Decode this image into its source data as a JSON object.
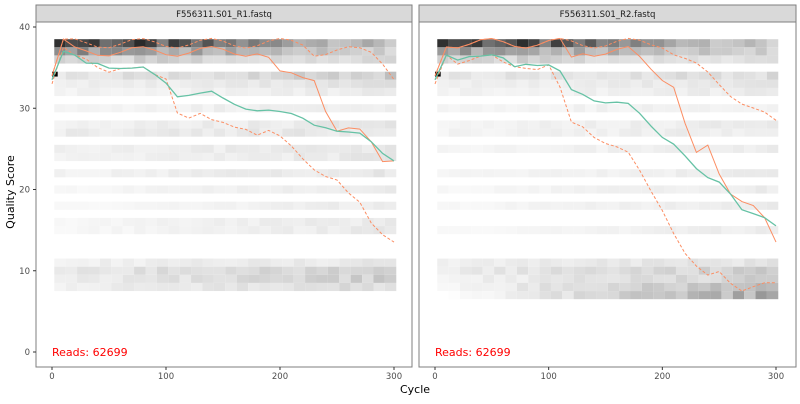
{
  "chart_data": {
    "type": "line",
    "xlabel": "Cycle",
    "ylabel": "Quality Score",
    "xlim": [
      0,
      300
    ],
    "ylim": [
      0,
      40
    ],
    "x_ticks": [
      0,
      100,
      200,
      300
    ],
    "y_ticks": [
      0,
      10,
      20,
      30,
      40
    ],
    "grid": false,
    "colors": {
      "mean": "#66c2a5",
      "quantiles": "#fc8d62",
      "reads_label": "#ff0000",
      "strip_bg": "#d9d9d9"
    },
    "x": [
      0,
      10,
      20,
      30,
      40,
      50,
      60,
      70,
      80,
      90,
      100,
      110,
      120,
      130,
      140,
      150,
      160,
      170,
      180,
      190,
      200,
      210,
      220,
      230,
      240,
      250,
      260,
      270,
      280,
      290,
      300
    ],
    "panels": [
      {
        "title": "F556311.S01_R1.fastq",
        "reads_label": "Reads:  62699",
        "mean": [
          33.5,
          36.5,
          36,
          35.5,
          36,
          35.5,
          35,
          34.5,
          34.5,
          34,
          33.5,
          32,
          31.8,
          31.5,
          31.5,
          31,
          30.8,
          30.5,
          30,
          29.5,
          29,
          29,
          29,
          28.5,
          28,
          27,
          26.5,
          26.5,
          26,
          25,
          24
        ],
        "median": [
          34,
          38,
          37,
          37,
          37,
          37,
          37,
          37,
          37,
          37,
          37,
          37,
          37,
          37,
          37,
          37,
          37,
          37,
          37,
          36,
          34,
          34,
          34,
          34,
          30,
          27,
          27,
          27,
          26,
          24,
          24
        ],
        "q25": [
          33,
          37,
          36,
          36,
          35.5,
          35,
          35,
          34.5,
          34.5,
          34,
          34,
          30,
          29,
          29,
          28,
          28,
          28,
          28,
          27,
          27,
          26,
          25,
          24,
          23,
          22,
          21,
          19,
          18,
          16,
          15,
          14
        ],
        "q75": [
          34,
          38,
          38,
          38,
          38,
          38,
          38,
          38,
          38,
          38,
          38,
          38,
          38,
          38,
          38,
          38,
          38,
          38,
          38,
          38,
          38,
          38,
          38,
          37,
          37,
          37,
          37,
          37,
          37,
          36,
          34
        ],
        "heat_rows": [
          {
            "q": 38,
            "start": 0.85,
            "end": 0.25
          },
          {
            "q": 37,
            "start": 0.45,
            "end": 0.2
          },
          {
            "q": 36,
            "start": 0.2,
            "end": 0.15
          },
          {
            "q": 34,
            "start": 0.1,
            "end": 0.22
          },
          {
            "q": 33,
            "start": 0.06,
            "end": 0.12
          },
          {
            "q": 32,
            "start": 0.05,
            "end": 0.08
          },
          {
            "q": 30,
            "start": 0.05,
            "end": 0.08
          },
          {
            "q": 28,
            "start": 0.06,
            "end": 0.1
          },
          {
            "q": 27,
            "start": 0.08,
            "end": 0.1
          },
          {
            "q": 25,
            "start": 0.06,
            "end": 0.1
          },
          {
            "q": 24,
            "start": 0.05,
            "end": 0.1
          },
          {
            "q": 22,
            "start": 0.05,
            "end": 0.1
          },
          {
            "q": 20,
            "start": 0.03,
            "end": 0.08
          },
          {
            "q": 18,
            "start": 0.03,
            "end": 0.08
          },
          {
            "q": 16,
            "start": 0.03,
            "end": 0.09
          },
          {
            "q": 15,
            "start": 0.03,
            "end": 0.09
          },
          {
            "q": 11,
            "start": 0.06,
            "end": 0.1
          },
          {
            "q": 10,
            "start": 0.1,
            "end": 0.2
          },
          {
            "q": 9,
            "start": 0.08,
            "end": 0.2
          },
          {
            "q": 8,
            "start": 0.06,
            "end": 0.15
          }
        ]
      },
      {
        "title": "F556311.S01_R2.fastq",
        "reads_label": "Reads:  62699",
        "mean": [
          33.5,
          37,
          36.5,
          36.5,
          36,
          36,
          36,
          35.5,
          36,
          35.5,
          35,
          34,
          32,
          32,
          31.5,
          31,
          30.5,
          30,
          29,
          28,
          27,
          26,
          24,
          22,
          21,
          21,
          20,
          18,
          17,
          16,
          15
        ],
        "median": [
          34,
          38,
          38,
          38,
          38,
          38,
          38,
          38,
          38,
          38,
          38,
          38,
          36,
          37,
          37,
          37,
          37,
          37,
          36,
          35,
          34,
          33,
          28,
          24,
          25,
          22,
          20,
          19,
          18,
          16,
          13
        ],
        "q25": [
          33,
          37,
          36,
          36,
          36,
          36,
          35.5,
          35.5,
          35.5,
          35,
          35,
          32,
          28,
          28,
          27,
          26,
          25,
          24,
          22,
          20,
          18,
          15,
          12,
          10,
          9,
          10,
          9,
          8,
          8,
          8,
          8
        ],
        "q75": [
          34,
          38,
          38,
          38,
          38,
          38,
          38,
          38,
          38,
          38,
          38,
          38,
          38,
          38,
          38,
          38,
          38,
          38,
          38,
          38,
          38,
          37,
          36,
          35,
          34,
          33,
          32,
          31,
          30,
          29,
          28
        ],
        "heat_rows": [
          {
            "q": 38,
            "start": 0.85,
            "end": 0.2
          },
          {
            "q": 37,
            "start": 0.4,
            "end": 0.2
          },
          {
            "q": 36,
            "start": 0.2,
            "end": 0.12
          },
          {
            "q": 34,
            "start": 0.1,
            "end": 0.15
          },
          {
            "q": 33,
            "start": 0.06,
            "end": 0.1
          },
          {
            "q": 32,
            "start": 0.05,
            "end": 0.08
          },
          {
            "q": 30,
            "start": 0.05,
            "end": 0.06
          },
          {
            "q": 28,
            "start": 0.05,
            "end": 0.08
          },
          {
            "q": 27,
            "start": 0.05,
            "end": 0.08
          },
          {
            "q": 25,
            "start": 0.04,
            "end": 0.08
          },
          {
            "q": 22,
            "start": 0.04,
            "end": 0.08
          },
          {
            "q": 20,
            "start": 0.03,
            "end": 0.08
          },
          {
            "q": 18,
            "start": 0.03,
            "end": 0.08
          },
          {
            "q": 15,
            "start": 0.03,
            "end": 0.08
          },
          {
            "q": 11,
            "start": 0.06,
            "end": 0.12
          },
          {
            "q": 10,
            "start": 0.08,
            "end": 0.2
          },
          {
            "q": 9,
            "start": 0.05,
            "end": 0.2
          },
          {
            "q": 8,
            "start": 0.03,
            "end": 0.3
          },
          {
            "q": 7,
            "start": 0.0,
            "end": 0.35
          }
        ]
      }
    ]
  }
}
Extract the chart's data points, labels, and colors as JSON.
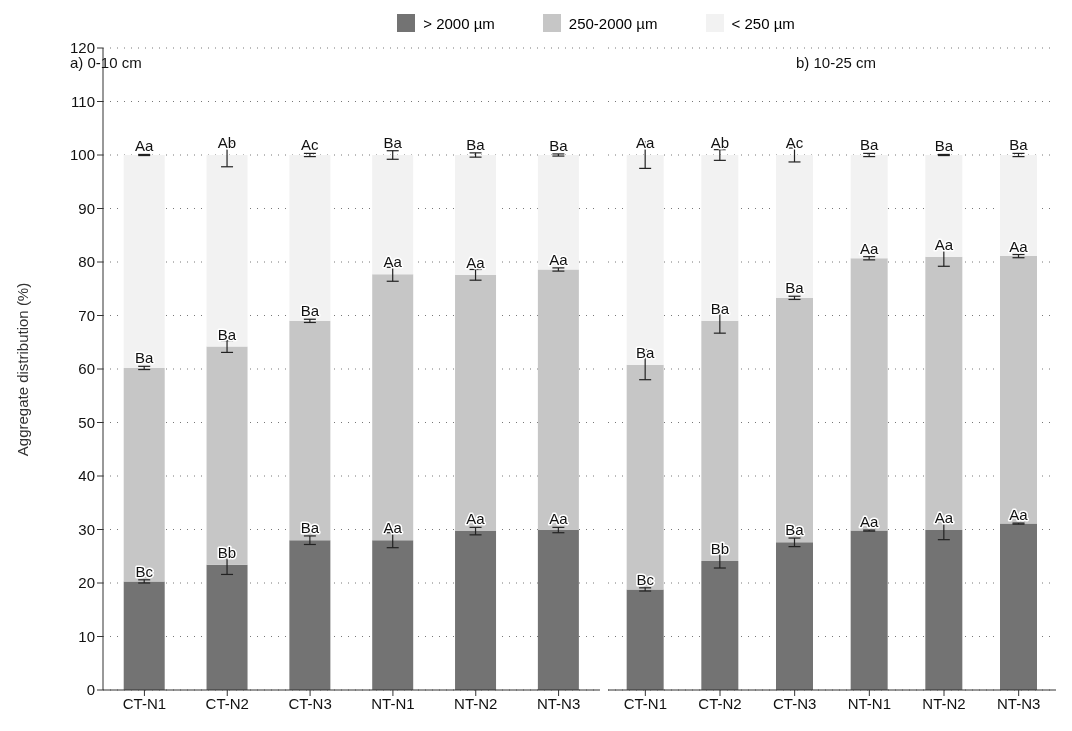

- The exercise: Go through the listing above and write it all out exactly, leaving out any picture.

- Response to the exercise:
Decode this image into its source data as a JSON object.
{
  "chart_data": {
    "type": "line",
    "xlabel": "Cycle",
    "ylabel": "Quality Score",
    "xlim": [
      0,
      300
    ],
    "ylim": [
      0,
      40
    ],
    "x_ticks": [
      0,
      100,
      200,
      300
    ],
    "y_ticks": [
      0,
      10,
      20,
      30,
      40
    ],
    "grid": false,
    "colors": {
      "mean": "#66c2a5",
      "quantiles": "#fc8d62",
      "reads_label": "#ff0000",
      "strip_bg": "#d9d9d9"
    },
    "x": [
      0,
      10,
      20,
      30,
      40,
      50,
      60,
      70,
      80,
      90,
      100,
      110,
      120,
      130,
      140,
      150,
      160,
      170,
      180,
      190,
      200,
      210,
      220,
      230,
      240,
      250,
      260,
      270,
      280,
      290,
      300
    ],
    "panels": [
      {
        "title": "F556311.S01_R1.fastq",
        "reads_label": "Reads:  62699",
        "mean": [
          33.5,
          36.5,
          36,
          35.5,
          36,
          35.5,
          35,
          34.5,
          34.5,
          34,
          33.5,
          32,
          31.8,
          31.5,
          31.5,
          31,
          30.8,
          30.5,
          30,
          29.5,
          29,
          29,
          29,
          28.5,
          28,
          27,
          26.5,
          26.5,
          26,
          25,
          24
        ],
        "median": [
          34,
          38,
          37,
          37,
          37,
          37,
          37,
          37,
          37,
          37,
          37,
          37,
          37,
          37,
          37,
          37,
          37,
          37,
          37,
          36,
          34,
          34,
          34,
          34,
          30,
          27,
          27,
          27,
          26,
          24,
          24
        ],
        "q25": [
          33,
          37,
          36,
          36,
          35.5,
          35,
          35,
          34.5,
          34.5,
          34,
          34,
          30,
          29,
          29,
          28,
          28,
          28,
          28,
          27,
          27,
          26,
          25,
          24,
          23,
          22,
          21,
          19,
          18,
          16,
          15,
          14
        ],
        "q75": [
          34,
          38,
          38,
          38,
          38,
          38,
          38,
          38,
          38,
          38,
          38,
          38,
          38,
          38,
          38,
          38,
          38,
          38,
          38,
          38,
          38,
          38,
          38,
          37,
          37,
          37,
          37,
          37,
          37,
          36,
          34
        ],
        "heat_rows": [
          {
            "q": 38,
            "start": 0.85,
            "end": 0.25
          },
          {
            "q": 37,
            "start": 0.45,
            "end": 0.2
          },
          {
            "q": 36,
            "start": 0.2,
            "end": 0.15
          },
          {
            "q": 34,
            "start": 0.1,
            "end": 0.22
          },
          {
            "q": 33,
            "start": 0.06,
            "end": 0.12
          },
          {
            "q": 32,
            "start": 0.05,
            "end": 0.08
          },
          {
            "q": 30,
            "start": 0.05,
            "end": 0.08
          },
          {
            "q": 28,
            "start": 0.06,
            "end": 0.1
          },
          {
            "q": 27,
            "start": 0.08,
            "end": 0.1
          },
          {
            "q": 25,
            "start": 0.06,
            "end": 0.1
          },
          {
            "q": 24,
            "start": 0.05,
            "end": 0.1
          },
          {
            "q": 22,
            "start": 0.05,
            "end": 0.1
          },
          {
            "q": 20,
            "start": 0.03,
            "end": 0.08
          },
          {
            "q": 18,
            "start": 0.03,
            "end": 0.08
          },
          {
            "q": 16,
            "start": 0.03,
            "end": 0.09
          },
          {
            "q": 15,
            "start": 0.03,
            "end": 0.09
          },
          {
            "q": 11,
            "start": 0.06,
            "end": 0.1
          },
          {
            "q": 10,
            "start": 0.1,
            "end": 0.2
          },
          {
            "q": 9,
            "start": 0.08,
            "end": 0.2
          },
          {
            "q": 8,
            "start": 0.06,
            "end": 0.15
          }
        ]
      },
      {
        "title": "F556311.S01_R2.fastq",
        "reads_label": "Reads:  62699",
        "mean": [
          33.5,
          37,
          36.5,
          36.5,
          36,
          36,
          36,
          35.5,
          36,
          35.5,
          35,
          34,
          32,
          32,
          31.5,
          31,
          30.5,
          30,
          29,
          28,
          27,
          26,
          24,
          22,
          21,
          21,
          20,
          18,
          17,
          16,
          15
        ],
        "median": [
          34,
          38,
          38,
          38,
          38,
          38,
          38,
          38,
          38,
          38,
          38,
          38,
          36,
          37,
          37,
          37,
          37,
          37,
          36,
          35,
          34,
          33,
          28,
          24,
          25,
          22,
          20,
          19,
          18,
          16,
          13
        ],
        "q25": [
          33,
          37,
          36,
          36,
          36,
          36,
          35.5,
          35.5,
          35.5,
          35,
          35,
          32,
          28,
          28,
          27,
          26,
          25,
          24,
          22,
          20,
          18,
          15,
          12,
          10,
          9,
          10,
          9,
          8,
          8,
          8,
          8
        ],
        "q75": [
          34,
          38,
          38,
          38,
          38,
          38,
          38,
          38,
          38,
          38,
          38,
          38,
          38,
          38,
          38,
          38,
          38,
          38,
          38,
          38,
          38,
          37,
          36,
          35,
          34,
          33,
          32,
          31,
          30,
          29,
          28
        ],
        "heat_rows": [
          {
            "q": 38,
            "start": 0.85,
            "end": 0.2
          },
          {
            "q": 37,
            "start": 0.4,
            "end": 0.2
          },
          {
            "q": 36,
            "start": 0.2,
            "end": 0.12
          },
          {
            "q": 34,
            "start": 0.1,
            "end": 0.15
          },
          {
            "q": 33,
            "start": 0.06,
            "end": 0.1
          },
          {
            "q": 32,
            "start": 0.05,
            "end": 0.08
          },
          {
            "q": 30,
            "start": 0.05,
            "end": 0.06
          },
          {
            "q": 28,
            "start": 0.05,
            "end": 0.08
          },
          {
            "q": 27,
            "start": 0.05,
            "end": 0.08
          },
          {
            "q": 25,
            "start": 0.04,
            "end": 0.08
          },
          {
            "q": 22,
            "start": 0.04,
            "end": 0.08
          },
          {
            "q": 20,
            "start": 0.03,
            "end": 0.08
          },
          {
            "q": 18,
            "start": 0.03,
            "end": 0.08
          },
          {
            "q": 15,
            "start": 0.03,
            "end": 0.08
          },
          {
            "q": 11,
            "start": 0.06,
            "end": 0.12
          },
          {
            "q": 10,
            "start": 0.08,
            "end": 0.2
          },
          {
            "q": 9,
            "start": 0.05,
            "end": 0.2
          },
          {
            "q": 8,
            "start": 0.03,
            "end": 0.3
          },
          {
            "q": 7,
            "start": 0.0,
            "end": 0.35
          }
        ]
      }
    ]
  }
}
Extract the chart's data points, labels, and colors as JSON.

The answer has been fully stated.